## START Stored data

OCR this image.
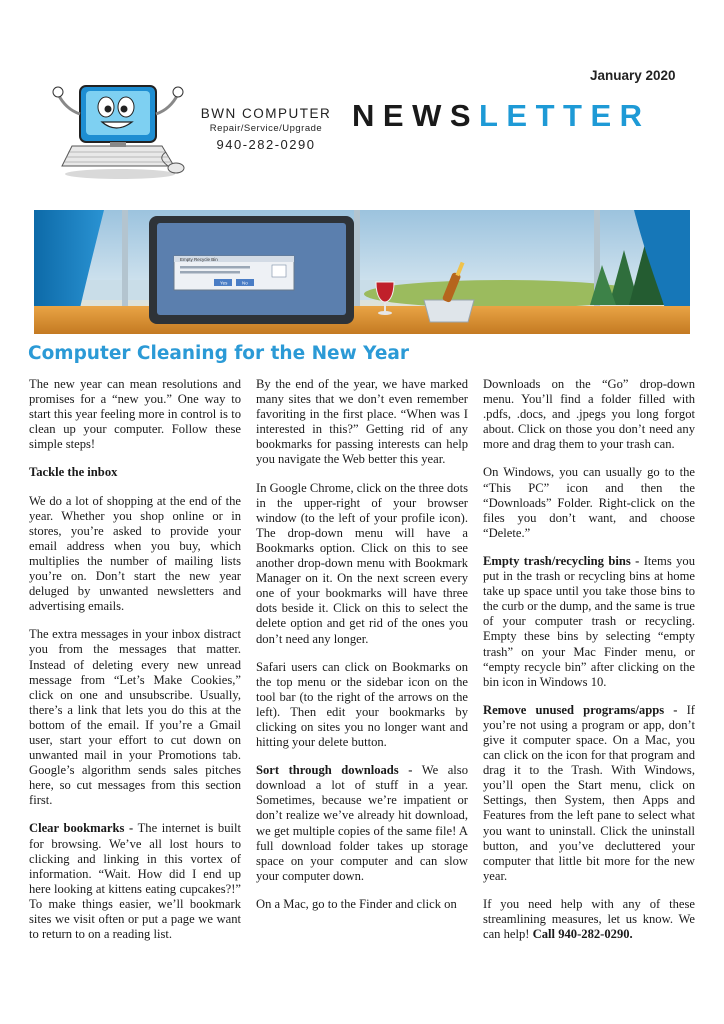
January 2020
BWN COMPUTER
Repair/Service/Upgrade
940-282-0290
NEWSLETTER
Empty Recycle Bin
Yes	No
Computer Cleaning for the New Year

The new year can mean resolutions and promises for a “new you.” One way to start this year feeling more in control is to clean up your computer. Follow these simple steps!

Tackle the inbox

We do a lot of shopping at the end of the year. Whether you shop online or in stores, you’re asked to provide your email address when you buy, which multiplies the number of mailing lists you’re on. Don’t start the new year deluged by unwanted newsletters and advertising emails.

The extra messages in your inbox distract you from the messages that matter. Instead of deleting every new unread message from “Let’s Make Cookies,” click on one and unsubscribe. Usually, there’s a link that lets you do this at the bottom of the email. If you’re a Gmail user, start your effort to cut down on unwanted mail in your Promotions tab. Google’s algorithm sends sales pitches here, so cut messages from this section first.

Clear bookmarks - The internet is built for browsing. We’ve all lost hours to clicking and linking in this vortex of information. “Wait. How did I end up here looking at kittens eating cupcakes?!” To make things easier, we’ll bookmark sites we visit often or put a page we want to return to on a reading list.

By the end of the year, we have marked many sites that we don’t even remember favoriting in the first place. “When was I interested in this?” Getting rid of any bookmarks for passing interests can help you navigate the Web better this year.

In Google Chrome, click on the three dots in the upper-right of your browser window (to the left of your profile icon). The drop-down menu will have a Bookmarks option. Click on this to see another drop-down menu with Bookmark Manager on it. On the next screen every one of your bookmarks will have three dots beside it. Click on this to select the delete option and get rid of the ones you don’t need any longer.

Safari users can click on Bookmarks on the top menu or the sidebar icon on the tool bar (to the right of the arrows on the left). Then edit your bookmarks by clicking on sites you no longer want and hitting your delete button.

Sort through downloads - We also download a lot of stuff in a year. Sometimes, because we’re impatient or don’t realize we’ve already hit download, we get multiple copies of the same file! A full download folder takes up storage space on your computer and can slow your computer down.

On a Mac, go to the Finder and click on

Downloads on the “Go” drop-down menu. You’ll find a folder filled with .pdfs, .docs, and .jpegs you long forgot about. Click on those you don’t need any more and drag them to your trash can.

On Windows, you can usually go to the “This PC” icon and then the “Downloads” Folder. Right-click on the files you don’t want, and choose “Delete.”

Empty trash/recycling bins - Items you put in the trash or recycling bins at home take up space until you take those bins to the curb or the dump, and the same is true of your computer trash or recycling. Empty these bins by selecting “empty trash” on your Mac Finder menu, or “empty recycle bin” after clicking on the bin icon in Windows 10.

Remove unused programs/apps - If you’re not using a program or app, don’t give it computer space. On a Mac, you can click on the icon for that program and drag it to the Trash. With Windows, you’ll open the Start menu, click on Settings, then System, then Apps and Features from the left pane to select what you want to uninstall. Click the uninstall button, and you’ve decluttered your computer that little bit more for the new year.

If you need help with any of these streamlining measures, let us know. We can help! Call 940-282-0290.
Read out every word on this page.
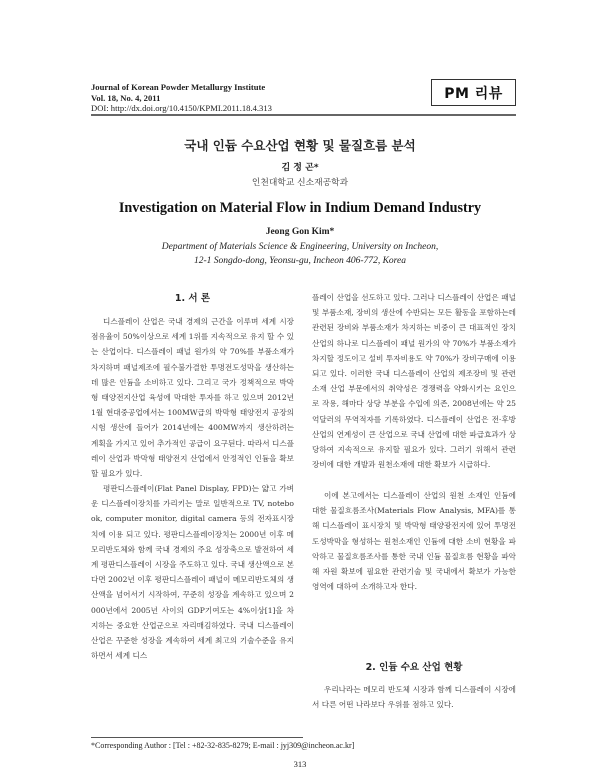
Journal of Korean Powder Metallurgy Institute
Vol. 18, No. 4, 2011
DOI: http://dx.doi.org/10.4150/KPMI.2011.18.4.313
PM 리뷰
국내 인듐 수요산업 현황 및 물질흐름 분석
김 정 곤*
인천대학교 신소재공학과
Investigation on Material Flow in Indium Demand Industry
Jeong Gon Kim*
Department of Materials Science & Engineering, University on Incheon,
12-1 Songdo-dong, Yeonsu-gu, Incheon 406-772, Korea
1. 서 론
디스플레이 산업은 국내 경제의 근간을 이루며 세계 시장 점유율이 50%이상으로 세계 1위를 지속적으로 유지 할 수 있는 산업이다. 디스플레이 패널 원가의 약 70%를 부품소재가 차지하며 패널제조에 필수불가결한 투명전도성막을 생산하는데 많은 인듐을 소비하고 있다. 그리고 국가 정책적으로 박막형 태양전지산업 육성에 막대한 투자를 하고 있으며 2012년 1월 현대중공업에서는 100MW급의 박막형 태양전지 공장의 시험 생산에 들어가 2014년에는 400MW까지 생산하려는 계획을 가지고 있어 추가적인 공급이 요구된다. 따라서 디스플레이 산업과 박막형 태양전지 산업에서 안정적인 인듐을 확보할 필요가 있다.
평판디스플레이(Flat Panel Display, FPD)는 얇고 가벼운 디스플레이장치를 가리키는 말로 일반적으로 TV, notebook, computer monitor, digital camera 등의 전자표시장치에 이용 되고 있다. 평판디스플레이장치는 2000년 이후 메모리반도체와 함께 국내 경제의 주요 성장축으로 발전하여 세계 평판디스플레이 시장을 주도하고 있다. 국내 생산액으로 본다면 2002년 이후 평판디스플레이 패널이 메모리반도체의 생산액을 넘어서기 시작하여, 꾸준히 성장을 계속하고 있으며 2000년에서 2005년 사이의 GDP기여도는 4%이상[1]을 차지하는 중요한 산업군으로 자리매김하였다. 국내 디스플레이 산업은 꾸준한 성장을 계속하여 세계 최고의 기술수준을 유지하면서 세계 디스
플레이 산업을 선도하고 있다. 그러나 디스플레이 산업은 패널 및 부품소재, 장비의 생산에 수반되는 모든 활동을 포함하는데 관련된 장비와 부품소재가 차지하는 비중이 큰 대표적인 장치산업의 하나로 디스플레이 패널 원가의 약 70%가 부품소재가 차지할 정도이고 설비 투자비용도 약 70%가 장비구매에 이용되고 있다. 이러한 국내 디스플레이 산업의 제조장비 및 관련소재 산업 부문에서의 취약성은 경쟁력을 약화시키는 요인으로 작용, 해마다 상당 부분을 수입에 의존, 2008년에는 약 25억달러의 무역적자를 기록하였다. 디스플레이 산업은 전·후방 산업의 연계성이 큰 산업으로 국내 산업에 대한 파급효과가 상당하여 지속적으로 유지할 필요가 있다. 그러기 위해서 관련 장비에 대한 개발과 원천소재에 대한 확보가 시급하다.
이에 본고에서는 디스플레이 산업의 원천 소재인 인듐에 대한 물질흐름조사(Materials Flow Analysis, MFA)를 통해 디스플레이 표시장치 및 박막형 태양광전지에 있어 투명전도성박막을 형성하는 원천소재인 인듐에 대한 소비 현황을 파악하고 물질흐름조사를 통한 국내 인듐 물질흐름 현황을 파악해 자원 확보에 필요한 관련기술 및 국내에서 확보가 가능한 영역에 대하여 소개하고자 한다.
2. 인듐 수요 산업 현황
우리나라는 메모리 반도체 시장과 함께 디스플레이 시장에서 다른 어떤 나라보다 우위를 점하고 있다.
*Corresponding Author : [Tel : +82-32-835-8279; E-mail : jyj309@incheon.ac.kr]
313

## END Stored data
## START Stored data

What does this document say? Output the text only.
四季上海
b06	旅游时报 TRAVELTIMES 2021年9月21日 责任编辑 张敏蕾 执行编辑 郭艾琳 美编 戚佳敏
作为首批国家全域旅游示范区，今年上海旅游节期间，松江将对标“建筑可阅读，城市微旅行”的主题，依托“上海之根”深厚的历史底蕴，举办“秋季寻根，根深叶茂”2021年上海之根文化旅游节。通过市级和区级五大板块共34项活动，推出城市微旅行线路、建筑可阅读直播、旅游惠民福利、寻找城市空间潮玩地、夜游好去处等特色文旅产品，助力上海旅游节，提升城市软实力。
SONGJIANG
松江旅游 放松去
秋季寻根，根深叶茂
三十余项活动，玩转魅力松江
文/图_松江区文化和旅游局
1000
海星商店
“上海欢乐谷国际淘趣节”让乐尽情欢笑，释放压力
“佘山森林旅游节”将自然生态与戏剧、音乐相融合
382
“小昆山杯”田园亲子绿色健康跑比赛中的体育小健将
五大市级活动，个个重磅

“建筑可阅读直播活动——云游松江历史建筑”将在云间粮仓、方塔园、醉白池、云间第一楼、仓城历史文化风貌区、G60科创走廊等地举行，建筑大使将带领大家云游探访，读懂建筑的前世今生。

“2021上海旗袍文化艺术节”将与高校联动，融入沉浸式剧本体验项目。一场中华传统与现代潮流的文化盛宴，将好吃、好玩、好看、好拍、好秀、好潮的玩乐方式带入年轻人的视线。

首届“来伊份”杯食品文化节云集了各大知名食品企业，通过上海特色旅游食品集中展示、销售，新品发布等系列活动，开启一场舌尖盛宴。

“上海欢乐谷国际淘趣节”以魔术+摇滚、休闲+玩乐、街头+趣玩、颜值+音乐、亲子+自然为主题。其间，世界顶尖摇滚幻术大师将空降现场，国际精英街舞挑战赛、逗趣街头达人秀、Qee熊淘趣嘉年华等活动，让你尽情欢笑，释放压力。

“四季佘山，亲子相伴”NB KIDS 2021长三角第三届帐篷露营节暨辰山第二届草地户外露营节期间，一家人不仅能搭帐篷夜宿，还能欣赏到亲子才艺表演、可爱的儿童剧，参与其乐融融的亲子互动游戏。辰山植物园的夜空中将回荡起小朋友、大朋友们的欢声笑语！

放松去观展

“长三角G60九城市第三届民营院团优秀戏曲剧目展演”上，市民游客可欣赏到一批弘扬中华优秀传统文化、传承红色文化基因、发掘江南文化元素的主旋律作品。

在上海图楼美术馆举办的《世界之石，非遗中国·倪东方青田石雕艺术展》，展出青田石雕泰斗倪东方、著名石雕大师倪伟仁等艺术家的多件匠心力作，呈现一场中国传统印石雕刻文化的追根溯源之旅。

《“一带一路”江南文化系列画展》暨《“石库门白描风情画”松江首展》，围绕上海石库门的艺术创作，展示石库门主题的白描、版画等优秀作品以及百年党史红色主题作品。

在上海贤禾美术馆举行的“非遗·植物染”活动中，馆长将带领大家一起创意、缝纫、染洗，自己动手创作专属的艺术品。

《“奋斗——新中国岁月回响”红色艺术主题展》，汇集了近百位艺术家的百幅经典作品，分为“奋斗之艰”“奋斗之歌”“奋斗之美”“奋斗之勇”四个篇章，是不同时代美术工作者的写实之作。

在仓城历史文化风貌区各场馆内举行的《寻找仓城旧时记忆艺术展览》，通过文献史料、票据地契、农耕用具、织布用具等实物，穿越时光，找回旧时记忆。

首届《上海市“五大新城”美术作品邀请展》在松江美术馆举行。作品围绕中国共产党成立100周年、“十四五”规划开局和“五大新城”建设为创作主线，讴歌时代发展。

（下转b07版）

## END Stored data

§ **To do**:
Scan the listing above. Gather each line that contains the word "释放压力".

§ **Completed exercise**:
“上海欢乐谷国际淘趣节”让乐尽情欢笑，释放压力
“上海欢乐谷国际淘趣节”以魔术+摇滚、休闲+玩乐、街头+趣玩、颜值+音乐、亲子+自然为主题。其间，世界顶尖摇滚幻术大师将空降现场，国际精英街舞挑战赛、逗趣街头达人秀、Qee熊淘趣嘉年华等活动，让你尽情欢笑，释放压力。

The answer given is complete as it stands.